DATA EXTRACT:
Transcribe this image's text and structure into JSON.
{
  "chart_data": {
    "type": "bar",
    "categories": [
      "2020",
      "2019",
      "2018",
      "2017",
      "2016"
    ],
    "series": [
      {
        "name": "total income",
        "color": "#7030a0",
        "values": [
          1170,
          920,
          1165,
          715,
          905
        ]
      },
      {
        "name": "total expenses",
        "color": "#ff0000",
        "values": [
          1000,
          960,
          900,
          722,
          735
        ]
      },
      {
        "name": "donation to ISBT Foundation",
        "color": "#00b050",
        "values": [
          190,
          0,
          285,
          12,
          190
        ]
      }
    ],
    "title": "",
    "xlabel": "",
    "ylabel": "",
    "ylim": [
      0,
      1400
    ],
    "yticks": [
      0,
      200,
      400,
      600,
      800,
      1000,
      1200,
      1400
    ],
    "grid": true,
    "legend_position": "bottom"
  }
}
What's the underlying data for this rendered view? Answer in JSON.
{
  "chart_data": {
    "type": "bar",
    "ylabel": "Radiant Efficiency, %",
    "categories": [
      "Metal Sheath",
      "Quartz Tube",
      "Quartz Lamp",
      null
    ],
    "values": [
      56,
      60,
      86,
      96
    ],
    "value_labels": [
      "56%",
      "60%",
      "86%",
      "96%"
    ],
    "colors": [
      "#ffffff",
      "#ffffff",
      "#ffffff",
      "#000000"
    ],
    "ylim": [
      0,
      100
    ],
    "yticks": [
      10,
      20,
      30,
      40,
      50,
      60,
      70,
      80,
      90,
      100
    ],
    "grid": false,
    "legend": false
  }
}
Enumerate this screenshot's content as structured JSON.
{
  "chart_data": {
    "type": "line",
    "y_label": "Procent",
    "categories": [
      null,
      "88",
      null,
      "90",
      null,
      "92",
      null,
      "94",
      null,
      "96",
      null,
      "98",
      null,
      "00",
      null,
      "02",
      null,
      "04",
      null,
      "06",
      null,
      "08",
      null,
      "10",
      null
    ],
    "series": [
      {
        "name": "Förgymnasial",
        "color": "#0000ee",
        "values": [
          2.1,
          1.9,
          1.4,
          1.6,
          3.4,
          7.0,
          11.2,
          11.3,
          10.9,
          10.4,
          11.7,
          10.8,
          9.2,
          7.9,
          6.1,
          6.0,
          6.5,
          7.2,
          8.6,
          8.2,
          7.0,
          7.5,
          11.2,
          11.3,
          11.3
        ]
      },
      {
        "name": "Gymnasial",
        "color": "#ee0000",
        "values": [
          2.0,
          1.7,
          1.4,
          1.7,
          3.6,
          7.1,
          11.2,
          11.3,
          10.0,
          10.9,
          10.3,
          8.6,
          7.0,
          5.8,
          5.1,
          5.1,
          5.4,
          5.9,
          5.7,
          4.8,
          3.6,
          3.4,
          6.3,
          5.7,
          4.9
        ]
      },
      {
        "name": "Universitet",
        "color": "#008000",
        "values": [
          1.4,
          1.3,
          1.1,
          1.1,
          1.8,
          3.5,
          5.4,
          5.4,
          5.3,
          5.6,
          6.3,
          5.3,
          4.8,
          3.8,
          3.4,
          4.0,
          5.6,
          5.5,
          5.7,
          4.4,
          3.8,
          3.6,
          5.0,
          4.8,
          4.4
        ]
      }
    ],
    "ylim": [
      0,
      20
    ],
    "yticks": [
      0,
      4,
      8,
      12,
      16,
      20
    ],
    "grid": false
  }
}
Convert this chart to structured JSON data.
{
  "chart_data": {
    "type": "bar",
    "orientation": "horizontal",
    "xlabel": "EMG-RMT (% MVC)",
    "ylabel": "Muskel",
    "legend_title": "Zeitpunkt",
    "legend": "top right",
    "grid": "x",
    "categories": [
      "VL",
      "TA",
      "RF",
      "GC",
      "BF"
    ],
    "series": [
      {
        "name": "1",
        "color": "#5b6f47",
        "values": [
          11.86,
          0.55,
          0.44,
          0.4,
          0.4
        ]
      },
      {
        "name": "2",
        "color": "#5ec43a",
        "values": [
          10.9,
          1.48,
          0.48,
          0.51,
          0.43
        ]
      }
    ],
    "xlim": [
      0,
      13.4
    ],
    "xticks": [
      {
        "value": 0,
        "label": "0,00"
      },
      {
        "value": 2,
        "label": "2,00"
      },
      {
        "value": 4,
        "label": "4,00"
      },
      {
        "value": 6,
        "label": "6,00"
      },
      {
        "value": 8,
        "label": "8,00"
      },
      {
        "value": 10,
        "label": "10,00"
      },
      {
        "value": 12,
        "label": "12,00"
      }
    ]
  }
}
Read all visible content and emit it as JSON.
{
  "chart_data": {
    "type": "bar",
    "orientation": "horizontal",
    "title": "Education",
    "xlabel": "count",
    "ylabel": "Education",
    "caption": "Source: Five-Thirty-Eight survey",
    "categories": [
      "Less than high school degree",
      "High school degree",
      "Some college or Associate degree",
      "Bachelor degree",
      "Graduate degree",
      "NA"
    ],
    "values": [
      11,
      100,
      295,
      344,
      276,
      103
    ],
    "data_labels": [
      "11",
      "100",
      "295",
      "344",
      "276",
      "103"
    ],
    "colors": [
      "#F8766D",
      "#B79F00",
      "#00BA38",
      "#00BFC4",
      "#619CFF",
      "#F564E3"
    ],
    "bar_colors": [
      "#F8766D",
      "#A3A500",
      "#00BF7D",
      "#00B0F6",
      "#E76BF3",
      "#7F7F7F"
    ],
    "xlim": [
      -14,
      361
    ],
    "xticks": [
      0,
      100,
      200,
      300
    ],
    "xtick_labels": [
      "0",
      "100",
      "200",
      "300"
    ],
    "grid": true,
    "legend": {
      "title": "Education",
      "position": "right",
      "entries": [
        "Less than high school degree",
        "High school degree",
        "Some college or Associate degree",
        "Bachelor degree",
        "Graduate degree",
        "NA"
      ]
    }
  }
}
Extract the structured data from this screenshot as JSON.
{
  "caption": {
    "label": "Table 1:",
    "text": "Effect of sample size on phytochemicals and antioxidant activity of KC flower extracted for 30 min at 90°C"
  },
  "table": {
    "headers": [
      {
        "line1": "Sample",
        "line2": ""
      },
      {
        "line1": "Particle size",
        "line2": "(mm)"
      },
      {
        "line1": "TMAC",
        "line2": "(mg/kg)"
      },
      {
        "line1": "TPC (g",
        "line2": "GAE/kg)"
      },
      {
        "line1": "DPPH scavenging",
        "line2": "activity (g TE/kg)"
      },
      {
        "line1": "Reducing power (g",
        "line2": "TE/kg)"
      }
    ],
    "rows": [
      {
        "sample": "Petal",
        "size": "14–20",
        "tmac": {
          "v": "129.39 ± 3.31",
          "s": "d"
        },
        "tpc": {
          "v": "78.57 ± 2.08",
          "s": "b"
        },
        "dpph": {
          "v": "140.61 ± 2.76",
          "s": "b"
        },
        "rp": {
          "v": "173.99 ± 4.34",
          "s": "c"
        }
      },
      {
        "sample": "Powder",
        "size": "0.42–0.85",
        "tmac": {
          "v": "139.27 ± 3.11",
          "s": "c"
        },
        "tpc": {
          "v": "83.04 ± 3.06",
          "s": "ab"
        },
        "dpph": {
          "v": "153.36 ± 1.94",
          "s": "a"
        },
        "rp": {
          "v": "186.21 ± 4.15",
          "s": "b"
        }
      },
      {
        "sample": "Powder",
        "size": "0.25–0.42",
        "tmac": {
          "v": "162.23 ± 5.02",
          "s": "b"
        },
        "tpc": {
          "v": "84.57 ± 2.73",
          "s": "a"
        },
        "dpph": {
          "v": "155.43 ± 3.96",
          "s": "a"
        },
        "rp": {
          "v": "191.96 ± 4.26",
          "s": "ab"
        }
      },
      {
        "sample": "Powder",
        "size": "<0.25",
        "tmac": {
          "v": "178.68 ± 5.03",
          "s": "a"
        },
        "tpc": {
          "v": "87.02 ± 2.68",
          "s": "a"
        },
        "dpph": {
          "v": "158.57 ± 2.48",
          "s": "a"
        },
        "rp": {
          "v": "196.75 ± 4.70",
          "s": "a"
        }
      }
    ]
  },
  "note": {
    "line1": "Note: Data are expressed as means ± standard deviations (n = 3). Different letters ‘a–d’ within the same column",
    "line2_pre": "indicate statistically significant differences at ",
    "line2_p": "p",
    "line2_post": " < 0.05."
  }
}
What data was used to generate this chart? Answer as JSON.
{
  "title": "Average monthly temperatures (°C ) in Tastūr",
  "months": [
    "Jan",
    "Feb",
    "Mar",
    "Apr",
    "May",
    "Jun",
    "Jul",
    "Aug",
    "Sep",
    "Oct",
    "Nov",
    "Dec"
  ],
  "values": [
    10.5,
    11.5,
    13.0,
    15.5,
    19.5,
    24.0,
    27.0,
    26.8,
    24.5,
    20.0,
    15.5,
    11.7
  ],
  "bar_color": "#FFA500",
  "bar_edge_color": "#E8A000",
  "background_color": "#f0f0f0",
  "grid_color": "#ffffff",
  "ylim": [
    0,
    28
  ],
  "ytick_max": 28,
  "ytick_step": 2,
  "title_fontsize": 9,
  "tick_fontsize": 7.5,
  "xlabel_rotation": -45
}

INSTRUCTIONS TO FOLLOW: Read through the entries and copy each line in which "than" appears.

ANSWER TO THE PROBLEM:
      "Less than high school degree",
        "Less than high school degree",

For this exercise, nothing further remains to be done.